THE PROBLEM: Filter out everything except lines holding "JSON".

* Start EXTRACTED DATA *

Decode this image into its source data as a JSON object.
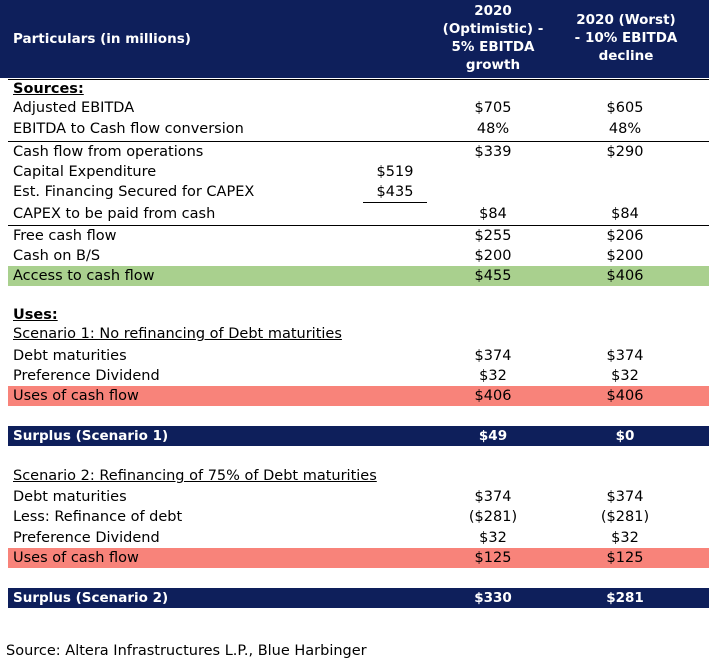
{
  "header": {
    "particulars": "Particulars (in millions)",
    "optimistic": "2020 (Optimistic) - 5% EBITDA growth",
    "worst": "2020 (Worst) - 10% EBITDA decline"
  },
  "table": {
    "rows": [
      [
        "Sources:",
        null,
        null,
        null
      ],
      [
        "Adjusted EBITDA",
        null,
        "$705",
        "$605"
      ],
      [
        "EBITDA to Cash flow conversion",
        null,
        "48%",
        "48%"
      ],
      [
        "Cash flow from operations",
        null,
        "$339",
        "$290"
      ],
      [
        "Capital Expenditure",
        "$519",
        null,
        null
      ],
      [
        "Est. Financing Secured for CAPEX",
        "$435",
        null,
        null
      ],
      [
        "CAPEX to be paid from cash",
        null,
        "$84",
        "$84"
      ],
      [
        "Free cash flow",
        null,
        "$255",
        "$206"
      ],
      [
        "Cash on B/S",
        null,
        "$200",
        "$200"
      ],
      [
        "Access to cash flow",
        null,
        "$455",
        "$406"
      ],
      [
        "Uses:",
        null,
        null,
        null
      ],
      [
        "Scenario 1: No refinancing of Debt maturities",
        null,
        null,
        null
      ],
      [
        "Debt maturities",
        null,
        "$374",
        "$374"
      ],
      [
        "Preference Dividend",
        null,
        "$32",
        "$32"
      ],
      [
        "Uses of cash flow",
        null,
        "$406",
        "$406"
      ],
      [
        "Surplus (Scenario 1)",
        null,
        "$49",
        "$0"
      ],
      [
        "Scenario 2: Refinancing of 75% of Debt maturities",
        null,
        null,
        null
      ],
      [
        "Debt maturities",
        null,
        "$374",
        "$374"
      ],
      [
        "Less: Refinance of debt",
        null,
        "($281)",
        "($281)"
      ],
      [
        "Preference Dividend",
        null,
        "$32",
        "$32"
      ],
      [
        "Uses of cash flow",
        null,
        "$125",
        "$125"
      ],
      [
        "Surplus (Scenario 2)",
        null,
        "$330",
        "$281"
      ]
    ]
  },
  "source": "Source: Altera Infrastructures L.P., Blue Harbinger"
}
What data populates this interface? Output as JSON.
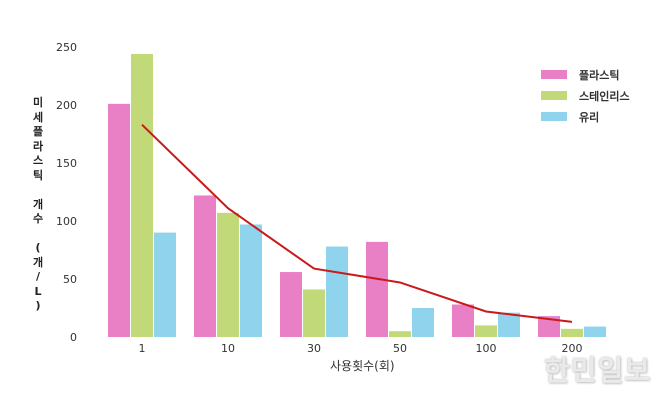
{
  "chart_data": {
    "type": "bar",
    "title": "",
    "xlabel": "사용횟수(회)",
    "ylabel": "미세플라스틱 개수 (개/L)",
    "ylim": [
      0,
      250
    ],
    "yticks": [
      0,
      50,
      100,
      150,
      200,
      250
    ],
    "grid": false,
    "legend_position": "top-right",
    "categories": [
      "1",
      "10",
      "30",
      "50",
      "100",
      "200"
    ],
    "series": [
      {
        "name": "플라스틱",
        "color": "#e97fc4",
        "values": [
          201,
          122,
          56,
          82,
          28,
          18
        ]
      },
      {
        "name": "스테인리스",
        "color": "#c2d97a",
        "values": [
          244,
          107,
          41,
          5,
          10,
          7
        ]
      },
      {
        "name": "유리",
        "color": "#8fd3ec",
        "values": [
          90,
          97,
          78,
          25,
          21,
          9
        ]
      }
    ],
    "trend_line": {
      "type": "line",
      "color": "#c81a1a",
      "values": [
        183,
        111,
        59,
        47,
        22,
        13
      ]
    }
  },
  "ylabel_chars": [
    "미",
    "세",
    "플",
    "라",
    "스",
    "틱",
    " ",
    "개",
    "수",
    " ",
    "(",
    "개",
    "/",
    "L",
    ")"
  ],
  "watermark": "한민일보"
}
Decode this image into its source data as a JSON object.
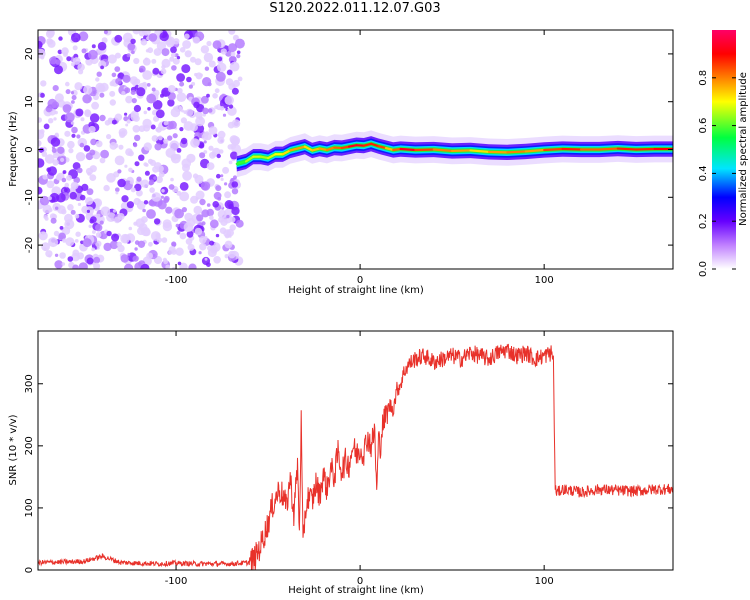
{
  "title": "S120.2022.011.12.07.G03",
  "chart_data": [
    {
      "type": "heatmap",
      "title": "S120.2022.011.12.07.G03",
      "xlabel": "Height of straight line (km)",
      "ylabel": "Frequency (Hz)",
      "xlim": [
        -175,
        170
      ],
      "ylim": [
        -25,
        25
      ],
      "xticks": [
        -100,
        0,
        100
      ],
      "yticks": [
        -20,
        -10,
        0,
        10,
        20
      ],
      "grid": false,
      "colorbar": {
        "label": "Normalized spectral amplitude",
        "range": [
          0.0,
          1.0
        ],
        "ticks": [
          0.0,
          0.2,
          0.4,
          0.6,
          0.8
        ],
        "colors": [
          "#ffffff",
          "#c080ff",
          "#6600ff",
          "#0000ff",
          "#00e5ff",
          "#00ff40",
          "#ffff00",
          "#ff8000",
          "#ff0000",
          "#ff0066"
        ]
      },
      "noise_region_km": [
        -175,
        -67
      ],
      "ridge": {
        "x": [
          -67,
          -62,
          -58,
          -54,
          -50,
          -46,
          -42,
          -38,
          -34,
          -30,
          -26,
          -22,
          -18,
          -14,
          -10,
          -6,
          -2,
          2,
          6,
          10,
          14,
          18,
          22,
          30,
          40,
          50,
          60,
          70,
          80,
          90,
          100,
          110,
          120,
          130,
          140,
          150,
          160,
          170
        ],
        "freq": [
          -3,
          -2.5,
          -1.5,
          -1.5,
          -1.8,
          -1,
          -1,
          -0.2,
          0.2,
          0.6,
          -0.2,
          0.2,
          -0.1,
          0.4,
          0.3,
          0.6,
          0.9,
          0.8,
          1.2,
          0.7,
          0.3,
          -0.1,
          0.1,
          -0.1,
          0,
          -0.3,
          -0.2,
          -0.5,
          -0.6,
          -0.4,
          -0.1,
          0.1,
          0,
          0,
          0.2,
          0,
          0.1,
          0.1
        ],
        "amp": [
          0.45,
          0.5,
          0.6,
          0.55,
          0.55,
          0.6,
          0.6,
          0.65,
          0.7,
          0.65,
          0.6,
          0.7,
          0.65,
          0.75,
          0.7,
          0.8,
          0.85,
          0.8,
          0.75,
          0.8,
          0.7,
          0.6,
          0.85,
          0.8,
          0.7,
          0.7,
          0.65,
          0.6,
          0.75,
          0.65,
          0.7,
          0.8,
          0.75,
          0.7,
          0.75,
          0.8,
          0.75,
          0.85
        ]
      }
    },
    {
      "type": "line",
      "xlabel": "Height of straight line (km)",
      "ylabel": "SNR (10 * v/v)",
      "xlim": [
        -175,
        170
      ],
      "ylim": [
        0,
        385
      ],
      "xticks": [
        -100,
        0,
        100
      ],
      "yticks": [
        0,
        100,
        200,
        300
      ],
      "grid": false,
      "series": [
        {
          "color": "#e8312a",
          "x": [
            -175,
            -160,
            -150,
            -140,
            -130,
            -120,
            -110,
            -100,
            -90,
            -80,
            -70,
            -60,
            -57,
            -54,
            -50,
            -48,
            -46,
            -44,
            -42,
            -40,
            -38,
            -36,
            -34,
            -33,
            -32,
            -31,
            -30,
            -28,
            -26,
            -24,
            -22,
            -20,
            -18,
            -16,
            -14,
            -12,
            -10,
            -8,
            -6,
            -4,
            -2,
            0,
            2,
            4,
            6,
            8,
            9,
            10,
            11,
            12,
            14,
            16,
            18,
            20,
            22,
            24,
            26,
            28,
            30,
            35,
            40,
            45,
            50,
            55,
            60,
            65,
            70,
            75,
            80,
            85,
            90,
            95,
            100,
            104,
            105,
            106,
            107,
            110,
            115,
            120,
            130,
            140,
            150,
            160,
            170
          ],
          "y": [
            12,
            13,
            14,
            22,
            12,
            11,
            10,
            11,
            10,
            10,
            10,
            12,
            20,
            40,
            75,
            100,
            115,
            130,
            120,
            100,
            150,
            90,
            170,
            60,
            240,
            30,
            90,
            120,
            110,
            140,
            120,
            155,
            130,
            165,
            150,
            190,
            160,
            175,
            170,
            200,
            185,
            195,
            190,
            215,
            200,
            225,
            120,
            210,
            200,
            230,
            250,
            265,
            260,
            290,
            300,
            320,
            330,
            335,
            340,
            345,
            335,
            340,
            345,
            340,
            350,
            345,
            340,
            350,
            355,
            345,
            350,
            340,
            345,
            350,
            340,
            130,
            125,
            130,
            128,
            125,
            130,
            128,
            127,
            130,
            130
          ]
        }
      ]
    }
  ]
}
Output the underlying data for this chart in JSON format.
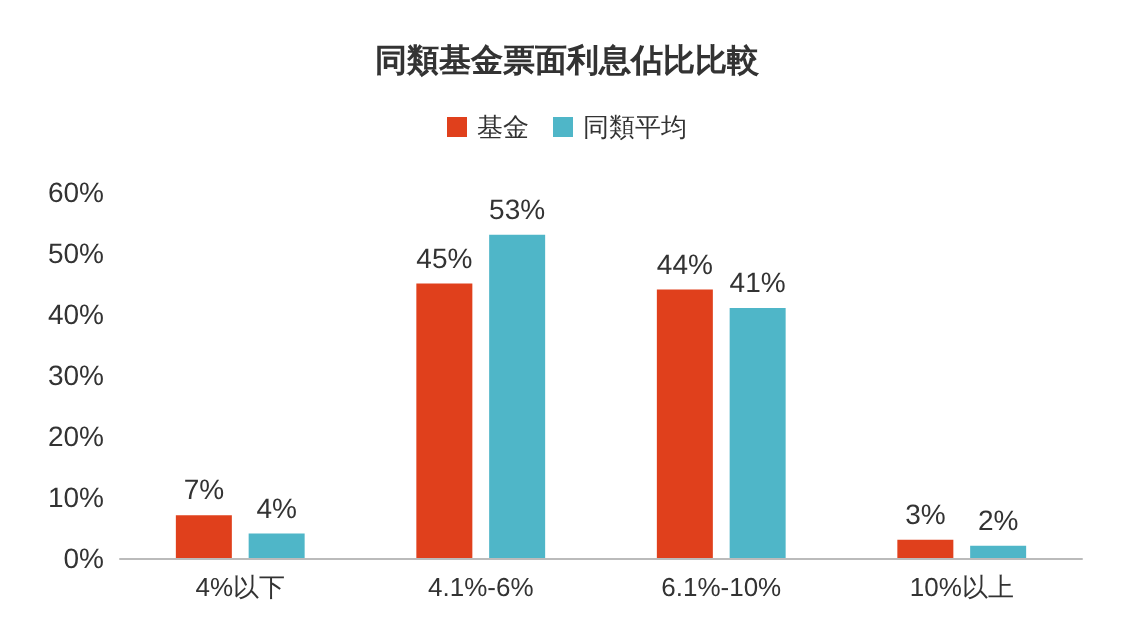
{
  "chart_data": {
    "type": "bar",
    "title": "同類基金票面利息佔比比較",
    "categories": [
      "4%以下",
      "4.1%-6%",
      "6.1%-10%",
      "10%以上"
    ],
    "series": [
      {
        "name": "基金",
        "color": "#e0401c",
        "values": [
          7,
          45,
          44,
          3
        ],
        "value_labels": [
          "7%",
          "45%",
          "44%",
          "3%"
        ]
      },
      {
        "name": "同類平均",
        "color": "#4fb6c8",
        "values": [
          4,
          53,
          41,
          2
        ],
        "value_labels": [
          "4%",
          "53%",
          "41%",
          "2%"
        ]
      }
    ],
    "ylim": [
      0,
      60
    ],
    "yticks": [
      {
        "value": 0,
        "label": "0%"
      },
      {
        "value": 10,
        "label": "10%"
      },
      {
        "value": 20,
        "label": "20%"
      },
      {
        "value": 30,
        "label": "30%"
      },
      {
        "value": 40,
        "label": "40%"
      },
      {
        "value": 50,
        "label": "50%"
      },
      {
        "value": 60,
        "label": "60%"
      }
    ],
    "grid": false,
    "legend": "top"
  }
}
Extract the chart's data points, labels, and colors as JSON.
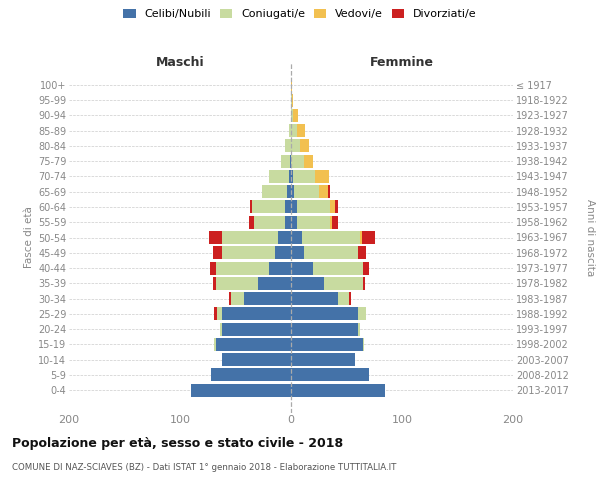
{
  "age_groups": [
    "0-4",
    "5-9",
    "10-14",
    "15-19",
    "20-24",
    "25-29",
    "30-34",
    "35-39",
    "40-44",
    "45-49",
    "50-54",
    "55-59",
    "60-64",
    "65-69",
    "70-74",
    "75-79",
    "80-84",
    "85-89",
    "90-94",
    "95-99",
    "100+"
  ],
  "birth_years": [
    "2013-2017",
    "2008-2012",
    "2003-2007",
    "1998-2002",
    "1993-1997",
    "1988-1992",
    "1983-1987",
    "1978-1982",
    "1973-1977",
    "1968-1972",
    "1963-1967",
    "1958-1962",
    "1953-1957",
    "1948-1952",
    "1943-1947",
    "1938-1942",
    "1933-1937",
    "1928-1932",
    "1923-1927",
    "1918-1922",
    "≤ 1917"
  ],
  "males": {
    "celibi": [
      90,
      72,
      62,
      68,
      62,
      62,
      42,
      30,
      20,
      14,
      12,
      5,
      5,
      4,
      2,
      1,
      0,
      0,
      0,
      0,
      0
    ],
    "coniugati": [
      0,
      0,
      0,
      1,
      2,
      5,
      12,
      38,
      48,
      48,
      50,
      28,
      30,
      22,
      18,
      8,
      5,
      2,
      0,
      0,
      0
    ],
    "vedovi": [
      0,
      0,
      0,
      0,
      0,
      0,
      0,
      0,
      0,
      0,
      0,
      0,
      0,
      0,
      0,
      0,
      0,
      0,
      0,
      0,
      0
    ],
    "divorziati": [
      0,
      0,
      0,
      0,
      0,
      2,
      2,
      2,
      5,
      8,
      12,
      5,
      2,
      0,
      0,
      0,
      0,
      0,
      0,
      0,
      0
    ]
  },
  "females": {
    "nubili": [
      85,
      70,
      58,
      65,
      60,
      60,
      42,
      30,
      20,
      12,
      10,
      5,
      5,
      3,
      2,
      0,
      0,
      0,
      0,
      0,
      0
    ],
    "coniugate": [
      0,
      0,
      0,
      1,
      2,
      8,
      10,
      35,
      45,
      48,
      52,
      30,
      30,
      22,
      20,
      12,
      8,
      5,
      2,
      1,
      0
    ],
    "vedove": [
      0,
      0,
      0,
      0,
      0,
      0,
      0,
      0,
      0,
      0,
      2,
      2,
      5,
      8,
      12,
      8,
      8,
      8,
      4,
      1,
      1
    ],
    "divorziate": [
      0,
      0,
      0,
      0,
      0,
      0,
      2,
      2,
      5,
      8,
      12,
      5,
      2,
      2,
      0,
      0,
      0,
      0,
      0,
      0,
      0
    ]
  },
  "colors": {
    "celibi": "#4472a8",
    "coniugati": "#c8dba0",
    "vedovi": "#f2c050",
    "divorziati": "#cc2020"
  },
  "xlim": [
    -200,
    200
  ],
  "xticks": [
    -200,
    -100,
    0,
    100,
    200
  ],
  "xlabel_left": "Maschi",
  "xlabel_right": "Femmine",
  "ylabel_left": "Fasce di età",
  "ylabel_right": "Anni di nascita",
  "title": "Popolazione per età, sesso e stato civile - 2018",
  "subtitle": "COMUNE DI NAZ-SCIAVES (BZ) - Dati ISTAT 1° gennaio 2018 - Elaborazione TUTTITALIA.IT",
  "legend_labels": [
    "Celibi/Nubili",
    "Coniugati/e",
    "Vedovi/e",
    "Divorziati/e"
  ],
  "bar_height": 0.85,
  "bg_color": "#ffffff",
  "grid_color": "#cccccc",
  "tick_color": "#888888",
  "header_color": "#333333",
  "title_color": "#111111",
  "subtitle_color": "#555555"
}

* End EXTRACTED DATA *

CORRECT ANSWER:
Decode this image into its source data as a JSON object.
What data populates this interface? Output as JSON.
Decode this image into its source data as a JSON object.
Output the underlying data for this chart in JSON format.
Extract the chart's data points, labels, and colors as JSON.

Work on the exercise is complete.